Records that describe figures —

┄┄┄┄┄┄┄┄┄┄┄┄┄┄┄┄┄┄┄┄

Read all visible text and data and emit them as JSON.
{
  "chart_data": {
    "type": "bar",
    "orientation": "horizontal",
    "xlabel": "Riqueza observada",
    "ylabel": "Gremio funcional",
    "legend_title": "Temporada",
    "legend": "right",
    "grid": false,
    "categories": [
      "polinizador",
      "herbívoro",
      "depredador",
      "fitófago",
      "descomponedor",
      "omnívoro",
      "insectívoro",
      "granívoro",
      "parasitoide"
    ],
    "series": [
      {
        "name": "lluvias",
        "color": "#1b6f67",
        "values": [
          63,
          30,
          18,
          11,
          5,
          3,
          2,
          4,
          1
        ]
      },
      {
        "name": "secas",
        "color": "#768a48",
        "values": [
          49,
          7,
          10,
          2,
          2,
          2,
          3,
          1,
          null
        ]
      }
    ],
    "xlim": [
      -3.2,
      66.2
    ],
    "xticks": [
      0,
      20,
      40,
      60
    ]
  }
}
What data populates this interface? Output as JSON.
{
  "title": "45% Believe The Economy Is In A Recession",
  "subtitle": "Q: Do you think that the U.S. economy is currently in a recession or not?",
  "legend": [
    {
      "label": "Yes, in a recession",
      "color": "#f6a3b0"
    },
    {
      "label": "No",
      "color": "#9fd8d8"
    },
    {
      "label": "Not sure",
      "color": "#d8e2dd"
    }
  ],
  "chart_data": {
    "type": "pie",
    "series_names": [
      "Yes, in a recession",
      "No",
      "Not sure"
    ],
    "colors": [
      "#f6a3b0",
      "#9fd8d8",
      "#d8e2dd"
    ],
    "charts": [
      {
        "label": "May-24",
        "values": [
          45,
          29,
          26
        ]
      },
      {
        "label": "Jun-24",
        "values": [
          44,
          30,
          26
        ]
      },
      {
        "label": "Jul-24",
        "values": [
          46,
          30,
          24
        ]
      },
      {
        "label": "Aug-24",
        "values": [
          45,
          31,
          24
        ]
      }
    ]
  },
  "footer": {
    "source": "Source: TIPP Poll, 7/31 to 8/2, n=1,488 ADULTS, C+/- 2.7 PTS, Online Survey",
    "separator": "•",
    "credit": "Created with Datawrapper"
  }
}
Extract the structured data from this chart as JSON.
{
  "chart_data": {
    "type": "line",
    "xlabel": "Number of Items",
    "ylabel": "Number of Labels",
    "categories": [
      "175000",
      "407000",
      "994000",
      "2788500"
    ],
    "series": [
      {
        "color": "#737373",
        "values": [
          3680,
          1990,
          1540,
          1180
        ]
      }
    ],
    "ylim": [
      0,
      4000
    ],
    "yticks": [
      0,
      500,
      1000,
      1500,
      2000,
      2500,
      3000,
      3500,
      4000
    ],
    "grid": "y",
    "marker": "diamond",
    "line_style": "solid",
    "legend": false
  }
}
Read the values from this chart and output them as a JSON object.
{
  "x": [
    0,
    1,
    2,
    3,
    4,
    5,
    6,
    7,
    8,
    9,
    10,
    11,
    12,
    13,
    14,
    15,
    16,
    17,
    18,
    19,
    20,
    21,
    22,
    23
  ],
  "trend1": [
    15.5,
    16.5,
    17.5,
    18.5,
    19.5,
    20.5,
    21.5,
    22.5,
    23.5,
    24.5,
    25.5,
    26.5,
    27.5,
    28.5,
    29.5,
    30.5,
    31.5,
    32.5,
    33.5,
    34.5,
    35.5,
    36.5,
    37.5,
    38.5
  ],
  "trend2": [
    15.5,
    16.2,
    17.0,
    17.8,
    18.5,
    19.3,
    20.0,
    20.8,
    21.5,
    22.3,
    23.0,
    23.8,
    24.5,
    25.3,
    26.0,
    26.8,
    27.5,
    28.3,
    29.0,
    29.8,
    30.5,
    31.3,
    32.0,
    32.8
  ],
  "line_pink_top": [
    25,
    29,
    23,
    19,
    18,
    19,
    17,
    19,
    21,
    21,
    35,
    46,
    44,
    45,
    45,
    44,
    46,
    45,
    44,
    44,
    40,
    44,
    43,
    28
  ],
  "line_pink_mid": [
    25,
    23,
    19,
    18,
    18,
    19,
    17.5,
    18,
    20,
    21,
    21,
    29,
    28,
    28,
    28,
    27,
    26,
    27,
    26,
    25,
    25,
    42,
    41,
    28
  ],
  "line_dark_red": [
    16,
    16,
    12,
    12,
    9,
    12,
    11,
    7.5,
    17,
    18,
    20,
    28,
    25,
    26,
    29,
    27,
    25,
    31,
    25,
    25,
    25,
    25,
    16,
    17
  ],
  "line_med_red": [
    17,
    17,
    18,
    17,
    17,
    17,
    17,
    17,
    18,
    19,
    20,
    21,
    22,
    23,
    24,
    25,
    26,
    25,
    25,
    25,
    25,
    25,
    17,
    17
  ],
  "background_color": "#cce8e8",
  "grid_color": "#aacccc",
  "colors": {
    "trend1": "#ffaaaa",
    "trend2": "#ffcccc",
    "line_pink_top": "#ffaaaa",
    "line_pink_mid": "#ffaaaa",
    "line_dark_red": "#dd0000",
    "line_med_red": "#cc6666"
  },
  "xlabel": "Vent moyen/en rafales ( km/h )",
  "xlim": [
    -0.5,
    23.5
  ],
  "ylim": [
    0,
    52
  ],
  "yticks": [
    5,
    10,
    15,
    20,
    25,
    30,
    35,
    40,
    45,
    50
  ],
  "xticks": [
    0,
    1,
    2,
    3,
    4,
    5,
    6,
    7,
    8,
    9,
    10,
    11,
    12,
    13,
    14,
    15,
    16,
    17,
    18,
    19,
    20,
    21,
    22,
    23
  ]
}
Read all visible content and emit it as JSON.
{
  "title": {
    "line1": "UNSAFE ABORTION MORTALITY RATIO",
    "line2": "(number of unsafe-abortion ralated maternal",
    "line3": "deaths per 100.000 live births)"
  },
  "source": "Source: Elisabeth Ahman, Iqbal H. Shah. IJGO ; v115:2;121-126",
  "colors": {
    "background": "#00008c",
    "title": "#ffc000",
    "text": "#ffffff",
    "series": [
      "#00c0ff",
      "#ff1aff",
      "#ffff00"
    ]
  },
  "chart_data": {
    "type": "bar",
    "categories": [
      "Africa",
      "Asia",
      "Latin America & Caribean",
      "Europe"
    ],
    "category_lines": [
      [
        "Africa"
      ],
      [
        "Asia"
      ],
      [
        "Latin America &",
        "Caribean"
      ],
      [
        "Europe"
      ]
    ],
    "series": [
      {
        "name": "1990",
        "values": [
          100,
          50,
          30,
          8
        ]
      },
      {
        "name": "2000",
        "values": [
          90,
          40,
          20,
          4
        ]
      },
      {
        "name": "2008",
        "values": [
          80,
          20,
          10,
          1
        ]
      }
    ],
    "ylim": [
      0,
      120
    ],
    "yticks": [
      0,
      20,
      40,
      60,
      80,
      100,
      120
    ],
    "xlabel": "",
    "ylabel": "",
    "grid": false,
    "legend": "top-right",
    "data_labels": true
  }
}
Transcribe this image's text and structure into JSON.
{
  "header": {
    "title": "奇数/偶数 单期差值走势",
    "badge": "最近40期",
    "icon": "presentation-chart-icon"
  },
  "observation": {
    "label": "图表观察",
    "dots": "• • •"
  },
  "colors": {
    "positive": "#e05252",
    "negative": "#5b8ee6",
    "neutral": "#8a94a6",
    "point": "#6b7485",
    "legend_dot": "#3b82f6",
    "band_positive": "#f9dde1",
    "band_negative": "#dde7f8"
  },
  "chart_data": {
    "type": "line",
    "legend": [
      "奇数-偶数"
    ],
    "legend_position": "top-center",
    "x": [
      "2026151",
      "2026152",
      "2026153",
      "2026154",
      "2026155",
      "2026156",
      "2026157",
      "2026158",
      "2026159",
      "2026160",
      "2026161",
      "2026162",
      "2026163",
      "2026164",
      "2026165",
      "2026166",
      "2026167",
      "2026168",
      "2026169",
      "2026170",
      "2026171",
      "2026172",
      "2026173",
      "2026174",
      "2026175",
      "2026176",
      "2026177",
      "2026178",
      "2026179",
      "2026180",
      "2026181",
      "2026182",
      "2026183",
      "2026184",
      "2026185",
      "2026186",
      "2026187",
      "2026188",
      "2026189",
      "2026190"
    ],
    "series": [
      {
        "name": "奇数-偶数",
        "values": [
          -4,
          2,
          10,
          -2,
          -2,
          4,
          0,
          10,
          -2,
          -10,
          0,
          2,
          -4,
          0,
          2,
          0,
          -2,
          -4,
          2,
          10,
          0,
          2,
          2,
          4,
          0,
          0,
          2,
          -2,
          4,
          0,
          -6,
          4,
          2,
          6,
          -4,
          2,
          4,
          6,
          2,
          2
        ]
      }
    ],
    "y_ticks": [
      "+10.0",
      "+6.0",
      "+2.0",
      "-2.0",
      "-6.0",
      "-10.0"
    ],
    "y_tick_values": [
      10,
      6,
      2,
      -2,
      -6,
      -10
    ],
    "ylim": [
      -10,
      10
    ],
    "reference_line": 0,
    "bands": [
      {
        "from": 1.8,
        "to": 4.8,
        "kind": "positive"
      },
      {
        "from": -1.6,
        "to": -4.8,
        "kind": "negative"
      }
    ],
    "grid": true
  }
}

┄┄┄┄┄┄┄┄┄┄┄┄┄┄┄┄┄┄┄┄

WHAT IS NEEDED — From the listing above, collect every line that mentions the word "visible".

RESPONSE FOR THIS EXERCISE —
Read all visible text and data and emit them as JSON.
Read all visible content and emit it as JSON.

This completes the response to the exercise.